◆ Task material:

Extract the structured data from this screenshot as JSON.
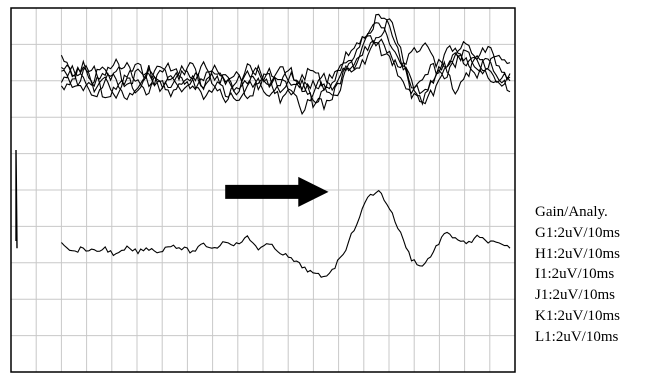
{
  "chart_data": {
    "type": "line",
    "title": "",
    "xlabel": "",
    "ylabel": "",
    "grid": true,
    "description_units": "traces drawn on a 20x10 reference grid, no numeric axis labels shown",
    "x_divisions": 20,
    "y_divisions": 10,
    "series": [
      {
        "values": [
          1.3,
          1.9,
          1.6,
          2.1,
          1.8,
          1.5,
          2.2,
          1.7,
          1.9,
          1.6,
          2.0,
          1.8,
          1.5,
          2.3,
          1.7,
          1.9,
          2.4,
          1.6,
          1.8,
          2.0,
          1.6,
          2.2,
          1.9,
          1.7,
          2.1,
          2.5,
          1.8,
          1.6,
          1.4,
          0.8,
          0.3,
          1.2,
          2.4,
          2.6,
          2.0,
          1.5,
          2.3,
          1.9,
          1.4,
          1.7,
          2.0,
          1.8
        ]
      },
      {
        "values": [
          2.0,
          1.6,
          1.9,
          2.4,
          2.0,
          1.7,
          1.5,
          2.1,
          2.3,
          1.8,
          1.6,
          2.0,
          2.2,
          1.9,
          1.7,
          2.1,
          1.8,
          2.5,
          2.1,
          1.9,
          2.6,
          2.2,
          2.8,
          2.3,
          1.9,
          2.2,
          1.6,
          1.2,
          0.6,
          0.4,
          0.9,
          1.5,
          2.0,
          2.6,
          2.3,
          1.8,
          1.2,
          1.0,
          1.5,
          1.9,
          2.2,
          2.0
        ]
      },
      {
        "values": [
          1.7,
          2.2,
          1.8,
          1.5,
          2.6,
          2.2,
          1.9,
          2.4,
          1.8,
          2.0,
          2.3,
          1.7,
          2.0,
          2.4,
          2.2,
          1.8,
          2.3,
          2.0,
          1.7,
          2.2,
          1.9,
          2.4,
          2.0,
          2.6,
          2.3,
          1.9,
          1.3,
          1.0,
          0.8,
          1.1,
          1.4,
          1.6,
          1.3,
          1.0,
          1.4,
          1.7,
          1.3,
          1.5,
          1.8,
          1.6,
          1.3,
          1.5
        ]
      },
      {
        "values": [
          1.5,
          1.8,
          2.3,
          1.9,
          1.6,
          2.0,
          2.5,
          2.1,
          1.7,
          2.3,
          1.9,
          2.4,
          2.0,
          1.6,
          2.2,
          2.5,
          2.0,
          1.8,
          2.2,
          1.6,
          2.3,
          1.8,
          2.1,
          2.4,
          2.7,
          2.3,
          1.7,
          1.4,
          1.1,
          0.9,
          1.3,
          1.9,
          2.4,
          2.0,
          1.6,
          1.9,
          1.5,
          1.2,
          1.7,
          1.4,
          1.9,
          2.3
        ]
      },
      {
        "values": [
          2.2,
          1.9,
          1.6,
          2.2,
          2.0,
          2.4,
          1.8,
          1.5,
          2.1,
          1.9,
          2.4,
          2.1,
          1.8,
          2.1,
          1.9,
          2.3,
          2.6,
          2.2,
          2.0,
          2.5,
          2.1,
          1.7,
          2.3,
          2.0,
          2.2,
          1.7,
          1.5,
          1.6,
          0.7,
          0.2,
          0.5,
          1.4,
          2.1,
          2.4,
          2.0,
          1.3,
          1.0,
          1.6,
          1.3,
          1.1,
          1.6,
          1.9
        ]
      },
      {
        "values": [
          6.4,
          6.7,
          6.6,
          6.7,
          6.6,
          6.8,
          6.6,
          6.7,
          6.6,
          6.7,
          6.5,
          6.6,
          6.7,
          6.5,
          6.6,
          6.4,
          6.5,
          6.3,
          6.6,
          6.5,
          6.7,
          6.9,
          7.1,
          7.3,
          7.4,
          7.1,
          6.6,
          5.9,
          5.2,
          5.0,
          5.5,
          6.2,
          6.9,
          7.1,
          6.7,
          6.2,
          6.3,
          6.5,
          6.3,
          6.4,
          6.5,
          6.6
        ]
      }
    ],
    "annotations": [
      {
        "type": "arrow",
        "direction": "right"
      }
    ]
  },
  "legend": {
    "title": "Gain/Analy.",
    "items": [
      "G1:2uV/10ms",
      "H1:2uV/10ms",
      "I1:2uV/10ms",
      "J1:2uV/10ms",
      "K1:2uV/10ms",
      "L1:2uV/10ms"
    ]
  },
  "colors": {
    "trace": "#000000",
    "grid": "#c8c8c8",
    "frame": "#000000"
  }
}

◆ Exercise prompt: Of all the lines in the listing above, how many contain the word "grid"? Answer with the number alone.

◆ Response: 3